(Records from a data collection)
====
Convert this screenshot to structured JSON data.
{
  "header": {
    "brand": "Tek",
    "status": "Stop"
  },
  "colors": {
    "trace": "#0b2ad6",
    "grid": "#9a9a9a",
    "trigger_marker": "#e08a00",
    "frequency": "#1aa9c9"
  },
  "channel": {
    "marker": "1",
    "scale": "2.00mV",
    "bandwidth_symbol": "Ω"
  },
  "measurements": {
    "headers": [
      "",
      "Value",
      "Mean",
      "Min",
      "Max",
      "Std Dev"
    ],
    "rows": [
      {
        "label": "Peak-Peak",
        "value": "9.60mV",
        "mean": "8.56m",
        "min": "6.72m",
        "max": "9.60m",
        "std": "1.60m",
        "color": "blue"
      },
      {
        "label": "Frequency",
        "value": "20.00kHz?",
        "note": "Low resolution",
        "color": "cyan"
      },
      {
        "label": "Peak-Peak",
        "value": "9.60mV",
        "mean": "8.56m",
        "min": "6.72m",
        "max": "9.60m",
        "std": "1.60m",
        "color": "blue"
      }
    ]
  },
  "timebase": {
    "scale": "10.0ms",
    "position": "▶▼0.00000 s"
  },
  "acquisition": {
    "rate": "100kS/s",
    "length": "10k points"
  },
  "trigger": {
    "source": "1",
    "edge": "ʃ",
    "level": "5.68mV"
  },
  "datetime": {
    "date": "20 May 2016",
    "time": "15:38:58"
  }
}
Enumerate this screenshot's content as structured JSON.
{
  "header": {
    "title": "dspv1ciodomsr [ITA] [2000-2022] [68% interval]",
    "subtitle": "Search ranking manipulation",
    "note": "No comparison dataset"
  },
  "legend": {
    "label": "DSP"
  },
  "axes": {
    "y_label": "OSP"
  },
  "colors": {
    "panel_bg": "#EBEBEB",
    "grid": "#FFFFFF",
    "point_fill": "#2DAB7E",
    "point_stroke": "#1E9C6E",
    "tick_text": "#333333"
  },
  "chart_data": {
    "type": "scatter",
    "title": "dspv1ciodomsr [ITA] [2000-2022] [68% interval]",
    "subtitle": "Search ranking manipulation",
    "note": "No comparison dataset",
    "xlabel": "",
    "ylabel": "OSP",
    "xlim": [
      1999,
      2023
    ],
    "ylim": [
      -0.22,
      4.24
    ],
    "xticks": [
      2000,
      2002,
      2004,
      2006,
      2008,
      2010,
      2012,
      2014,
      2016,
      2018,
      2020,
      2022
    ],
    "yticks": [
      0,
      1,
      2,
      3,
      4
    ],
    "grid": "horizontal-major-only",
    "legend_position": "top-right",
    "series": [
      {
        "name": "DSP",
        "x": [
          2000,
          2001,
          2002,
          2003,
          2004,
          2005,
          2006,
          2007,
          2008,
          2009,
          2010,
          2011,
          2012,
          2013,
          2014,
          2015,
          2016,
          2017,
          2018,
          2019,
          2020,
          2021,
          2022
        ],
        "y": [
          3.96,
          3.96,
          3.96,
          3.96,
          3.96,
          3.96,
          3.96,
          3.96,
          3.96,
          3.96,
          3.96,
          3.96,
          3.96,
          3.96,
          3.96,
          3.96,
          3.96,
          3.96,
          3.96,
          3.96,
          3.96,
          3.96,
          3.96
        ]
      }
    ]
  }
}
====
■ What is being asked:
Quote all the records. Keep every word exact.

■ Solution:
Convert this screenshot to structured JSON data.
{
  "header": {
    "brand": "Tek",
    "status": "Stop"
  },
  "colors": {
    "trace": "#0b2ad6",
    "grid": "#9a9a9a",
    "trigger_marker": "#e08a00",
    "frequency": "#1aa9c9"
  },
  "channel": {
    "marker": "1",
    "scale": "2.00mV",
    "bandwidth_symbol": "Ω"
  },
  "measurements": {
    "headers": [
      "",
      "Value",
      "Mean",
      "Min",
      "Max",
      "Std Dev"
    ],
    "rows": [
      {
        "label": "Peak-Peak",
        "value": "9.60mV",
        "mean": "8.56m",
        "min": "6.72m",
        "max": "9.60m",
        "std": "1.60m",
        "color": "blue"
      },
      {
        "label": "Frequency",
        "value": "20.00kHz?",
        "note": "Low resolution",
        "color": "cyan"
      },
      {
        "label": "Peak-Peak",
        "value": "9.60mV",
        "mean": "8.56m",
        "min": "6.72m",
        "max": "9.60m",
        "std": "1.60m",
        "color": "blue"
      }
    ]
  },
  "timebase": {
    "scale": "10.0ms",
    "position": "▶▼0.00000 s"
  },
  "acquisition": {
    "rate": "100kS/s",
    "length": "10k points"
  },
  "trigger": {
    "source": "1",
    "edge": "ʃ",
    "level": "5.68mV"
  },
  "datetime": {
    "date": "20 May 2016",
    "time": "15:38:58"
  }
}
Enumerate this screenshot's content as structured JSON.
{
  "header": {
    "title": "dspv1ciodomsr [ITA] [2000-2022] [68% interval]",
    "subtitle": "Search ranking manipulation",
    "note": "No comparison dataset"
  },
  "legend": {
    "label": "DSP"
  },
  "axes": {
    "y_label": "OSP"
  },
  "colors": {
    "panel_bg": "#EBEBEB",
    "grid": "#FFFFFF",
    "point_fill": "#2DAB7E",
    "point_stroke": "#1E9C6E",
    "tick_text": "#333333"
  },
  "chart_data": {
    "type": "scatter",
    "title": "dspv1ciodomsr [ITA] [2000-2022] [68% interval]",
    "subtitle": "Search ranking manipulation",
    "note": "No comparison dataset",
    "xlabel": "",
    "ylabel": "OSP",
    "xlim": [
      1999,
      2023
    ],
    "ylim": [
      -0.22,
      4.24
    ],
    "xticks": [
      2000,
      2002,
      2004,
      2006,
      2008,
      2010,
      2012,
      2014,
      2016,
      2018,
      2020,
      2022
    ],
    "yticks": [
      0,
      1,
      2,
      3,
      4
    ],
    "grid": "horizontal-major-only",
    "legend_position": "top-right",
    "series": [
      {
        "name": "DSP",
        "x": [
          2000,
          2001,
          2002,
          2003,
          2004,
          2005,
          2006,
          2007,
          2008,
          2009,
          2010,
          2011,
          2012,
          2013,
          2014,
          2015,
          2016,
          2017,
          2018,
          2019,
          2020,
          2021,
          2022
        ],
        "y": [
          3.96,
          3.96,
          3.96,
          3.96,
          3.96,
          3.96,
          3.96,
          3.96,
          3.96,
          3.96,
          3.96,
          3.96,
          3.96,
          3.96,
          3.96,
          3.96,
          3.96,
          3.96,
          3.96,
          3.96,
          3.96,
          3.96,
          3.96
        ]
      }
    ]
  }
}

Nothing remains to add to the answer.